TO DO
In the entries below, count every line containing "социального". Reply with the number alone.
______
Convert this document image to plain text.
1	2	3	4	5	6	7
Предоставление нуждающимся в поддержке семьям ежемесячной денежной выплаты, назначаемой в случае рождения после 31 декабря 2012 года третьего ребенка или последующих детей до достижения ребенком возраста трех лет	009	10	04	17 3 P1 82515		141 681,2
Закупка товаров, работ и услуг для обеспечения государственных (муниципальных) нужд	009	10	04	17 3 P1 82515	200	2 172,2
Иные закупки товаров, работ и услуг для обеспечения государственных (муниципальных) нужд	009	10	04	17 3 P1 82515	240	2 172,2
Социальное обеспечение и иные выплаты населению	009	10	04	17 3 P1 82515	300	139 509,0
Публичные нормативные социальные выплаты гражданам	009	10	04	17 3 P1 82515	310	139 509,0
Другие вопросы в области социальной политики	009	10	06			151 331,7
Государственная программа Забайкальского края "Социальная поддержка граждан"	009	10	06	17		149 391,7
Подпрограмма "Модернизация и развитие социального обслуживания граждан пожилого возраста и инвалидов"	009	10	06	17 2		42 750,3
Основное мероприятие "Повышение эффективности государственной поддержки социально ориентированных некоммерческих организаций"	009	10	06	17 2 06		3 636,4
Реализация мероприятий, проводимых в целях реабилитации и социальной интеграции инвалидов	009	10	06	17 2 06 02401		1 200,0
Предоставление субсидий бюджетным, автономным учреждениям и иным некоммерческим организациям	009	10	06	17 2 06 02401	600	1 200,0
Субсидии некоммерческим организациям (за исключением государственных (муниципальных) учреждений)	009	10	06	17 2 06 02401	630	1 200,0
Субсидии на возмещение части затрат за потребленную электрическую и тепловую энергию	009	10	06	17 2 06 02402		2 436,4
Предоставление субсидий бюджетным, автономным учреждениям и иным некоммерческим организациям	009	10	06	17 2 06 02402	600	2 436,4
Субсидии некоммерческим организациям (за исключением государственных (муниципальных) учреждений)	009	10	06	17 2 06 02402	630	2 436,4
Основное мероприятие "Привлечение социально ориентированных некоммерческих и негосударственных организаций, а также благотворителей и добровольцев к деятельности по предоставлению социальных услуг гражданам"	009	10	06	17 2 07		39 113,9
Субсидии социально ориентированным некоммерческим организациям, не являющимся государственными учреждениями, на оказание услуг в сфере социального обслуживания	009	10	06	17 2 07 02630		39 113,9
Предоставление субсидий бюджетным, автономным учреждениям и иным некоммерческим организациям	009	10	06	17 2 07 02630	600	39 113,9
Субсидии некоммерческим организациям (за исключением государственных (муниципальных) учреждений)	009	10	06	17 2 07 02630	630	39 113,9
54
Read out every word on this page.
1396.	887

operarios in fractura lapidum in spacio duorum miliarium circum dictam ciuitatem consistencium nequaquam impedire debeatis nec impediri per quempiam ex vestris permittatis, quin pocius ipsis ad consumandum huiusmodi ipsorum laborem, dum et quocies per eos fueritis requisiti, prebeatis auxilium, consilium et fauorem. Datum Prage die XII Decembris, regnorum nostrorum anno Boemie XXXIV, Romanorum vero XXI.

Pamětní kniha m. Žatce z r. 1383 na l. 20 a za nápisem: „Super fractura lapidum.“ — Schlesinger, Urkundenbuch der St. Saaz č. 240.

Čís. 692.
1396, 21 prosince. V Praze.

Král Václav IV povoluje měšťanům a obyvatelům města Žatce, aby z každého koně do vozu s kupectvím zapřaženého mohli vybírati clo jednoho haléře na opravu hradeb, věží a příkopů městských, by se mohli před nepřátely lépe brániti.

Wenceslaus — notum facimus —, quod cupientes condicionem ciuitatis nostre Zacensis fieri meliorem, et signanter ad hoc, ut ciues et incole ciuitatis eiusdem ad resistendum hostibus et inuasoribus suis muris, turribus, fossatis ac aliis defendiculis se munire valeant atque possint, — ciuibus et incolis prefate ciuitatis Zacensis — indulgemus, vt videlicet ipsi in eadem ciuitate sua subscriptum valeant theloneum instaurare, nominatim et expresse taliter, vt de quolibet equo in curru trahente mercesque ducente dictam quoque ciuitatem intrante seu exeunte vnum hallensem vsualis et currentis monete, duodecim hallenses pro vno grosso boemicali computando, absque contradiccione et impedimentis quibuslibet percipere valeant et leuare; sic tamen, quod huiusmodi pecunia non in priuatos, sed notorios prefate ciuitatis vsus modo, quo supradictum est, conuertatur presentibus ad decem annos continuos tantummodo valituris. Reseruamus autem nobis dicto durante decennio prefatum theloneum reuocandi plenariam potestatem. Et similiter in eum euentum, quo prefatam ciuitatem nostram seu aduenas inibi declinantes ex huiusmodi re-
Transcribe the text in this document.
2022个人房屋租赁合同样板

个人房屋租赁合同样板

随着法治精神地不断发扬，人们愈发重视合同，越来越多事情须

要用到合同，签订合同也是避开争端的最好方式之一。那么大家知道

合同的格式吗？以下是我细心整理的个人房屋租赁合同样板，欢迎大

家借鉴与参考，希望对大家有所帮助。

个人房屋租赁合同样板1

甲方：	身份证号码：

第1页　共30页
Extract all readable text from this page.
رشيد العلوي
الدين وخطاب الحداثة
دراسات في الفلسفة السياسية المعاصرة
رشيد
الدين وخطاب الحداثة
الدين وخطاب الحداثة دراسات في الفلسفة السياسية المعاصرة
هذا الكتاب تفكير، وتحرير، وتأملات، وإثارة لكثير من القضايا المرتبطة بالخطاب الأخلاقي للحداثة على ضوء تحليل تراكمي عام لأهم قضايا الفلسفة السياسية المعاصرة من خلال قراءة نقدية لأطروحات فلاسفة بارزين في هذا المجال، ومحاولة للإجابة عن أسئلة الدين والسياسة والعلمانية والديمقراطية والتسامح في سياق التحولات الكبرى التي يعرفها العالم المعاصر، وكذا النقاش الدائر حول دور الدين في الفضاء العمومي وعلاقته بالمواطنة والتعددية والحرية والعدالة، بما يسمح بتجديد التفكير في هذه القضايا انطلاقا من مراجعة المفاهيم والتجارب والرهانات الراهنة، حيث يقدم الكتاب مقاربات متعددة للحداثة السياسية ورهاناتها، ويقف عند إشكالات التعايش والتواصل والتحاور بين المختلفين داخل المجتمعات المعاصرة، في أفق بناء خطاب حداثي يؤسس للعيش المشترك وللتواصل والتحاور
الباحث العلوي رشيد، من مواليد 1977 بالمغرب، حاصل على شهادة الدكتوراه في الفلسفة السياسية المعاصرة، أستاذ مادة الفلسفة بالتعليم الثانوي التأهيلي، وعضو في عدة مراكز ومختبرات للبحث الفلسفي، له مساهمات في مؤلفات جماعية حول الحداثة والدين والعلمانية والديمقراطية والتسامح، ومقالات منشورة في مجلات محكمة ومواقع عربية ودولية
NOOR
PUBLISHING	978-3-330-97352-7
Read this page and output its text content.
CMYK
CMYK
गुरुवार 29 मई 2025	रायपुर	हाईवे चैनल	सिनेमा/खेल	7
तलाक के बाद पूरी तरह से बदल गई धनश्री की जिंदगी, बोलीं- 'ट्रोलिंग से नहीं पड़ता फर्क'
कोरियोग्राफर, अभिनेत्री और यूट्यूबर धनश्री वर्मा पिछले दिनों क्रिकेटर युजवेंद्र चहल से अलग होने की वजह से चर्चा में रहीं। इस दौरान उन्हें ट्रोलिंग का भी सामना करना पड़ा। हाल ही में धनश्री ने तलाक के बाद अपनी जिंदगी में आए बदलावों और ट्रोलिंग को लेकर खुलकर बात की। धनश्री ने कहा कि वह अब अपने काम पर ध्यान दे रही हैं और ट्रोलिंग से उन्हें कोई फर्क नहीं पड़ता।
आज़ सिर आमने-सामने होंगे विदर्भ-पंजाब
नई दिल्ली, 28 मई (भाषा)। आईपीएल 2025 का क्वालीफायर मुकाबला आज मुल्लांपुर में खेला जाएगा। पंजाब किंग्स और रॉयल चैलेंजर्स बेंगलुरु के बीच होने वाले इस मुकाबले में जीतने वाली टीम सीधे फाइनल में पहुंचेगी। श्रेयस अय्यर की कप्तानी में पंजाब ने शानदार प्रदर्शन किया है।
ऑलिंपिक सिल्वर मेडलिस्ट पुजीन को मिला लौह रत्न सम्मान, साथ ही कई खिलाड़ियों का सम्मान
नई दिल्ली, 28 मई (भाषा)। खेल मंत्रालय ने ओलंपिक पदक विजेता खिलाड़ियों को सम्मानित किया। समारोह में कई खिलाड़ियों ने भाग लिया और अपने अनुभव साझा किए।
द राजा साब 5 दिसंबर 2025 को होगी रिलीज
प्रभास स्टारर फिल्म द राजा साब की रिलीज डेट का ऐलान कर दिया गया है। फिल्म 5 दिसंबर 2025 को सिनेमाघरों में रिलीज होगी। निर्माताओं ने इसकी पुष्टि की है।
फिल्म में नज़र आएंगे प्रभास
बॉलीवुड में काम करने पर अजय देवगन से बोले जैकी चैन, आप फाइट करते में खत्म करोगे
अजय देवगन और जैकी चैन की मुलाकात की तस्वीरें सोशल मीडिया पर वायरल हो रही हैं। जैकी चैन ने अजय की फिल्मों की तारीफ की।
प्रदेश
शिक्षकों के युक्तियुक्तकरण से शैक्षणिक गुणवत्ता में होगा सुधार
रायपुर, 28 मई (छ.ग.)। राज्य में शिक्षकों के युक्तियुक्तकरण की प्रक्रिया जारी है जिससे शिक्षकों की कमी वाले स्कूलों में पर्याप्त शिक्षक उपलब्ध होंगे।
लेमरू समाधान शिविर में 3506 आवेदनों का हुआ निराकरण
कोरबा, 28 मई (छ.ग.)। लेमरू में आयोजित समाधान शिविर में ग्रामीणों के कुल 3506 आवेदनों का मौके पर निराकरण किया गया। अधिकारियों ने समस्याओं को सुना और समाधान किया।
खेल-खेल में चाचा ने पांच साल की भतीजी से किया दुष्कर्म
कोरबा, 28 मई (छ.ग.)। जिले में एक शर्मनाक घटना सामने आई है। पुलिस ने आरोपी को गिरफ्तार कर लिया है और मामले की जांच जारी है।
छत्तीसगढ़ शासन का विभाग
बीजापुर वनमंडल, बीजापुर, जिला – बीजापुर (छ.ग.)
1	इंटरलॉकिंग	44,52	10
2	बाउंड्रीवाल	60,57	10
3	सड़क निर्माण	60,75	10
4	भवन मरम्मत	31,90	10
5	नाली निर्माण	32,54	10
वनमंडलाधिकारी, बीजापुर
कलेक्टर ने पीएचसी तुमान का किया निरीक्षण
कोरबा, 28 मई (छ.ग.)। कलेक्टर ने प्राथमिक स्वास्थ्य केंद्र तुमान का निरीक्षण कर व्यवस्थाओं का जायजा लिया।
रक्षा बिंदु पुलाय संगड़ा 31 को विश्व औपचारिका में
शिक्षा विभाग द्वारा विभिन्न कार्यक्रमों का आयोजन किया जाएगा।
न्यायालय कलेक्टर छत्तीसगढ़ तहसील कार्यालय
______
EXERCISE RESPONSE
2